**Instruction**
Repeat the listing word for word. No pictures belong in the copy.

■ ■ ■ ■ ■ ■ ■

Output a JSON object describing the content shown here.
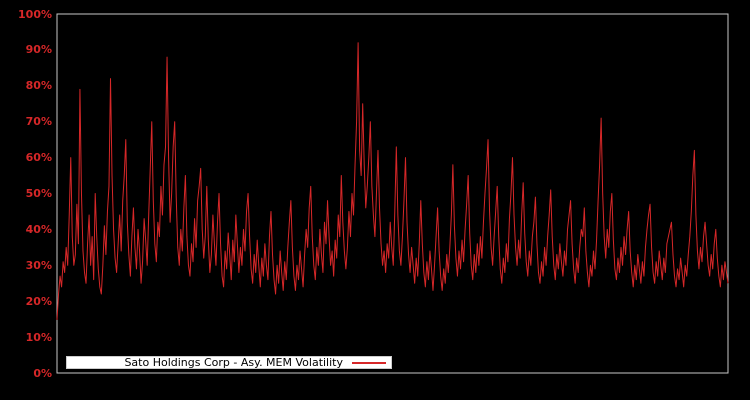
{
  "chart_data": {
    "type": "line",
    "title": "",
    "legend_label": "Sato Holdings Corp - Asy. MEM Volatility",
    "legend_position": "lower-left",
    "series_name": "Asy. MEM Volatility",
    "line_color": "#d62728",
    "background_color": "#000000",
    "axis_border_color": "#c8c8c8",
    "tick_label_color": "#d62728",
    "grid": false,
    "unit": "percent",
    "ylim": [
      0,
      100
    ],
    "ytick_values": [
      0,
      10,
      20,
      30,
      40,
      50,
      60,
      70,
      80,
      90,
      100
    ],
    "ytick_labels": [
      "0%",
      "10%",
      "20%",
      "30%",
      "40%",
      "50%",
      "60%",
      "70%",
      "80%",
      "90%",
      "100%"
    ],
    "xtick_labels": [],
    "values": [
      14.8,
      22,
      27,
      24,
      31,
      28,
      35,
      30,
      44,
      60,
      38,
      30,
      33,
      47,
      36,
      79,
      50,
      34,
      28,
      25,
      36,
      44,
      30,
      38,
      26,
      50,
      38,
      29,
      24,
      22,
      30,
      41,
      33,
      45,
      52,
      82,
      55,
      40,
      32,
      28,
      36,
      44,
      34,
      48,
      55,
      65,
      42,
      33,
      27,
      38,
      46,
      35,
      29,
      40,
      34,
      25,
      31,
      43,
      37,
      30,
      44,
      57,
      70,
      48,
      36,
      31,
      42,
      38,
      52,
      44,
      58,
      63,
      88,
      60,
      42,
      50,
      63,
      70,
      49,
      35,
      30,
      40,
      34,
      46,
      55,
      38,
      30,
      27,
      36,
      31,
      43,
      35,
      48,
      52,
      57,
      40,
      32,
      38,
      52,
      37,
      28,
      33,
      44,
      36,
      30,
      42,
      50,
      36,
      27,
      24,
      34,
      29,
      39,
      33,
      26,
      37,
      31,
      44,
      36,
      28,
      35,
      30,
      40,
      34,
      45,
      50,
      38,
      29,
      25,
      33,
      28,
      37,
      30,
      24,
      32,
      27,
      36,
      30,
      26,
      38,
      45,
      33,
      26,
      22,
      30,
      25,
      34,
      28,
      23,
      31,
      26,
      35,
      42,
      48,
      35,
      27,
      23,
      30,
      26,
      34,
      29,
      24,
      33,
      40,
      35,
      46,
      52,
      38,
      30,
      26,
      35,
      30,
      40,
      33,
      28,
      42,
      36,
      48,
      38,
      30,
      34,
      27,
      37,
      32,
      44,
      38,
      55,
      42,
      34,
      29,
      35,
      45,
      38,
      50,
      44,
      58,
      70,
      92,
      62,
      55,
      75,
      58,
      46,
      52,
      60,
      70,
      52,
      44,
      38,
      50,
      62,
      46,
      36,
      30,
      34,
      28,
      36,
      32,
      42,
      35,
      30,
      45,
      63,
      44,
      34,
      30,
      38,
      48,
      60,
      42,
      33,
      28,
      35,
      30,
      25,
      32,
      27,
      36,
      48,
      36,
      28,
      24,
      31,
      26,
      34,
      29,
      23,
      30,
      38,
      46,
      34,
      27,
      23,
      29,
      25,
      33,
      28,
      35,
      44,
      58,
      41,
      32,
      27,
      34,
      29,
      37,
      31,
      40,
      47,
      55,
      39,
      30,
      26,
      33,
      28,
      36,
      30,
      38,
      32,
      42,
      50,
      57,
      65,
      45,
      35,
      30,
      38,
      45,
      52,
      38,
      29,
      25,
      32,
      28,
      36,
      31,
      43,
      50,
      60,
      44,
      35,
      30,
      37,
      32,
      44,
      53,
      39,
      31,
      27,
      34,
      30,
      38,
      42,
      49,
      36,
      28,
      25,
      31,
      27,
      35,
      30,
      38,
      44,
      51,
      38,
      30,
      26,
      33,
      29,
      36,
      31,
      27,
      34,
      30,
      40,
      44,
      48,
      36,
      29,
      25,
      32,
      28,
      35,
      40,
      38,
      46,
      34,
      28,
      24,
      30,
      27,
      34,
      29,
      37,
      48,
      58,
      71,
      50,
      38,
      32,
      40,
      35,
      45,
      50,
      37,
      29,
      26,
      32,
      28,
      35,
      30,
      38,
      33,
      40,
      45,
      34,
      28,
      24,
      30,
      26,
      33,
      29,
      25,
      31,
      27,
      35,
      40,
      44,
      47,
      35,
      28,
      25,
      31,
      27,
      34,
      30,
      26,
      32,
      28,
      36,
      38,
      40,
      42,
      33,
      27,
      24,
      29,
      26,
      32,
      28,
      24,
      30,
      27,
      33,
      38,
      45,
      55,
      62,
      44,
      34,
      29,
      35,
      31,
      38,
      42,
      36,
      30,
      27,
      33,
      29,
      36,
      40,
      32,
      27,
      24,
      30,
      26,
      31,
      28,
      25
    ]
  }
}
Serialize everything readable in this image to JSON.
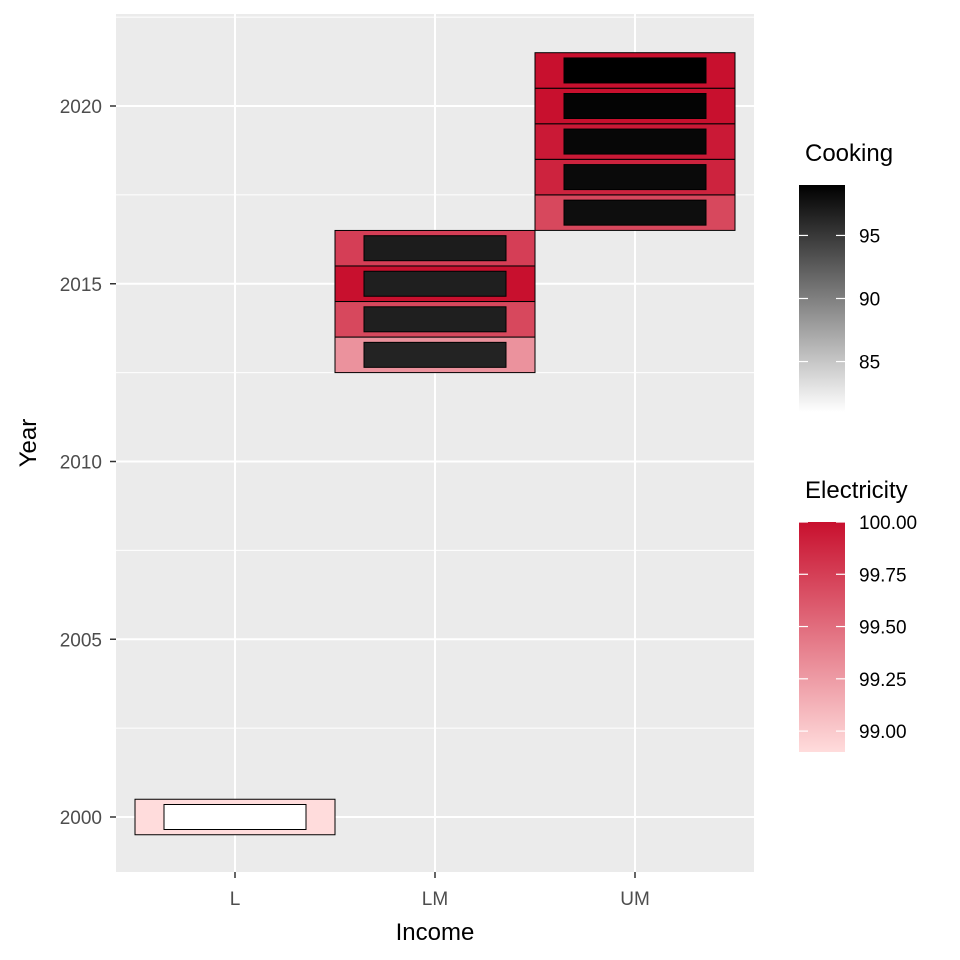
{
  "chart_data": {
    "type": "heatmap",
    "xlabel": "Income",
    "ylabel": "Year",
    "categories": [
      "L",
      "LM",
      "UM"
    ],
    "y_ticks": [
      2000,
      2005,
      2010,
      2015,
      2020
    ],
    "ylim": [
      1998.5,
      2022.5
    ],
    "cells": [
      {
        "income": "L",
        "year": 2000,
        "electricity": 98.9,
        "cooking": 81.0
      },
      {
        "income": "LM",
        "year": 2013,
        "electricity": 99.3,
        "cooking": 96.5
      },
      {
        "income": "LM",
        "year": 2014,
        "electricity": 99.7,
        "cooking": 96.8
      },
      {
        "income": "LM",
        "year": 2015,
        "electricity": 100.0,
        "cooking": 96.8
      },
      {
        "income": "LM",
        "year": 2016,
        "electricity": 99.75,
        "cooking": 97.0
      },
      {
        "income": "UM",
        "year": 2017,
        "electricity": 99.7,
        "cooking": 98.0
      },
      {
        "income": "UM",
        "year": 2018,
        "electricity": 99.9,
        "cooking": 98.3
      },
      {
        "income": "UM",
        "year": 2019,
        "electricity": 99.95,
        "cooking": 98.5
      },
      {
        "income": "UM",
        "year": 2020,
        "electricity": 100.0,
        "cooking": 98.7
      },
      {
        "income": "UM",
        "year": 2021,
        "electricity": 100.0,
        "cooking": 99.0
      }
    ],
    "legends": {
      "cooking": {
        "title": "Cooking",
        "breaks": [
          85,
          90,
          95
        ],
        "range": [
          81,
          99
        ],
        "low_color": "#ffffff",
        "high_color": "#000000"
      },
      "electricity": {
        "title": "Electricity",
        "breaks": [
          "99.00",
          "99.25",
          "99.50",
          "99.75",
          "100.00"
        ],
        "range": [
          98.9,
          100.0
        ],
        "low_color": "#ffdcdc",
        "high_color": "#c8102e"
      }
    },
    "grid": true,
    "panel_background": "#ebebeb",
    "grid_color": "#ffffff"
  }
}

■ ■ ■ ■ ■ ■ ■

**Result for this exercise**
Output a JSON object describing the content shown here.
{
  "chart_data": {
    "type": "line",
    "title": "",
    "legend_label": "Sato Holdings Corp - Asy. MEM Volatility",
    "legend_position": "lower-left",
    "series_name": "Asy. MEM Volatility",
    "line_color": "#d62728",
    "background_color": "#000000",
    "axis_border_color": "#c8c8c8",
    "tick_label_color": "#d62728",
    "grid": false,
    "unit": "percent",
    "ylim": [
      0,
      100
    ],
    "ytick_values": [
      0,
      10,
      20,
      30,
      40,
      50,
      60,
      70,
      80,
      90,
      100
    ],
    "ytick_labels": [
      "0%",
      "10%",
      "20%",
      "30%",
      "40%",
      "50%",
      "60%",
      "70%",
      "80%",
      "90%",
      "100%"
    ],
    "xtick_labels": [],
    "values": [
      14.8,
      22,
      27,
      24,
      31,
      28,
      35,
      30,
      44,
      60,
      38,
      30,
      33,
      47,
      36,
      79,
      50,
      34,
      28,
      25,
      36,
      44,
      30,
      38,
      26,
      50,
      38,
      29,
      24,
      22,
      30,
      41,
      33,
      45,
      52,
      82,
      55,
      40,
      32,
      28,
      36,
      44,
      34,
      48,
      55,
      65,
      42,
      33,
      27,
      38,
      46,
      35,
      29,
      40,
      34,
      25,
      31,
      43,
      37,
      30,
      44,
      57,
      70,
      48,
      36,
      31,
      42,
      38,
      52,
      44,
      58,
      63,
      88,
      60,
      42,
      50,
      63,
      70,
      49,
      35,
      30,
      40,
      34,
      46,
      55,
      38,
      30,
      27,
      36,
      31,
      43,
      35,
      48,
      52,
      57,
      40,
      32,
      38,
      52,
      37,
      28,
      33,
      44,
      36,
      30,
      42,
      50,
      36,
      27,
      24,
      34,
      29,
      39,
      33,
      26,
      37,
      31,
      44,
      36,
      28,
      35,
      30,
      40,
      34,
      45,
      50,
      38,
      29,
      25,
      33,
      28,
      37,
      30,
      24,
      32,
      27,
      36,
      30,
      26,
      38,
      45,
      33,
      26,
      22,
      30,
      25,
      34,
      28,
      23,
      31,
      26,
      35,
      42,
      48,
      35,
      27,
      23,
      30,
      26,
      34,
      29,
      24,
      33,
      40,
      35,
      46,
      52,
      38,
      30,
      26,
      35,
      30,
      40,
      33,
      28,
      42,
      36,
      48,
      38,
      30,
      34,
      27,
      37,
      32,
      44,
      38,
      55,
      42,
      34,
      29,
      35,
      45,
      38,
      50,
      44,
      58,
      70,
      92,
      62,
      55,
      75,
      58,
      46,
      52,
      60,
      70,
      52,
      44,
      38,
      50,
      62,
      46,
      36,
      30,
      34,
      28,
      36,
      32,
      42,
      35,
      30,
      45,
      63,
      44,
      34,
      30,
      38,
      48,
      60,
      42,
      33,
      28,
      35,
      30,
      25,
      32,
      27,
      36,
      48,
      36,
      28,
      24,
      31,
      26,
      34,
      29,
      23,
      30,
      38,
      46,
      34,
      27,
      23,
      29,
      25,
      33,
      28,
      35,
      44,
      58,
      41,
      32,
      27,
      34,
      29,
      37,
      31,
      40,
      47,
      55,
      39,
      30,
      26,
      33,
      28,
      36,
      30,
      38,
      32,
      42,
      50,
      57,
      65,
      45,
      35,
      30,
      38,
      45,
      52,
      38,
      29,
      25,
      32,
      28,
      36,
      31,
      43,
      50,
      60,
      44,
      35,
      30,
      37,
      32,
      44,
      53,
      39,
      31,
      27,
      34,
      30,
      38,
      42,
      49,
      36,
      28,
      25,
      31,
      27,
      35,
      30,
      38,
      44,
      51,
      38,
      30,
      26,
      33,
      29,
      36,
      31,
      27,
      34,
      30,
      40,
      44,
      48,
      36,
      29,
      25,
      32,
      28,
      35,
      40,
      38,
      46,
      34,
      28,
      24,
      30,
      27,
      34,
      29,
      37,
      48,
      58,
      71,
      50,
      38,
      32,
      40,
      35,
      45,
      50,
      37,
      29,
      26,
      32,
      28,
      35,
      30,
      38,
      33,
      40,
      45,
      34,
      28,
      24,
      30,
      26,
      33,
      29,
      25,
      31,
      27,
      35,
      40,
      44,
      47,
      35,
      28,
      25,
      31,
      27,
      34,
      30,
      26,
      32,
      28,
      36,
      38,
      40,
      42,
      33,
      27,
      24,
      29,
      26,
      32,
      28,
      24,
      30,
      27,
      33,
      38,
      45,
      55,
      62,
      44,
      34,
      29,
      35,
      31,
      38,
      42,
      36,
      30,
      27,
      33,
      29,
      36,
      40,
      32,
      27,
      24,
      30,
      26,
      31,
      28,
      25
    ]
  }
}
Serialize everything readable in this image to JSON.
{
  "chart_data": {
    "type": "heatmap",
    "xlabel": "Income",
    "ylabel": "Year",
    "categories": [
      "L",
      "LM",
      "UM"
    ],
    "y_ticks": [
      2000,
      2005,
      2010,
      2015,
      2020
    ],
    "ylim": [
      1998.5,
      2022.5
    ],
    "cells": [
      {
        "income": "L",
        "year": 2000,
        "electricity": 98.9,
        "cooking": 81.0
      },
      {
        "income": "LM",
        "year": 2013,
        "electricity": 99.3,
        "cooking": 96.5
      },
      {
        "income": "LM",
        "year": 2014,
        "electricity": 99.7,
        "cooking": 96.8
      },
      {
        "income": "LM",
        "year": 2015,
        "electricity": 100.0,
        "cooking": 96.8
      },
      {
        "income": "LM",
        "year": 2016,
        "electricity": 99.75,
        "cooking": 97.0
      },
      {
        "income": "UM",
        "year": 2017,
        "electricity": 99.7,
        "cooking": 98.0
      },
      {
        "income": "UM",
        "year": 2018,
        "electricity": 99.9,
        "cooking": 98.3
      },
      {
        "income": "UM",
        "year": 2019,
        "electricity": 99.95,
        "cooking": 98.5
      },
      {
        "income": "UM",
        "year": 2020,
        "electricity": 100.0,
        "cooking": 98.7
      },
      {
        "income": "UM",
        "year": 2021,
        "electricity": 100.0,
        "cooking": 99.0
      }
    ],
    "legends": {
      "cooking": {
        "title": "Cooking",
        "breaks": [
          85,
          90,
          95
        ],
        "range": [
          81,
          99
        ],
        "low_color": "#ffffff",
        "high_color": "#000000"
      },
      "electricity": {
        "title": "Electricity",
        "breaks": [
          "99.00",
          "99.25",
          "99.50",
          "99.75",
          "100.00"
        ],
        "range": [
          98.9,
          100.0
        ],
        "low_color": "#ffdcdc",
        "high_color": "#c8102e"
      }
    },
    "grid": true,
    "panel_background": "#ebebeb",
    "grid_color": "#ffffff"
  }
}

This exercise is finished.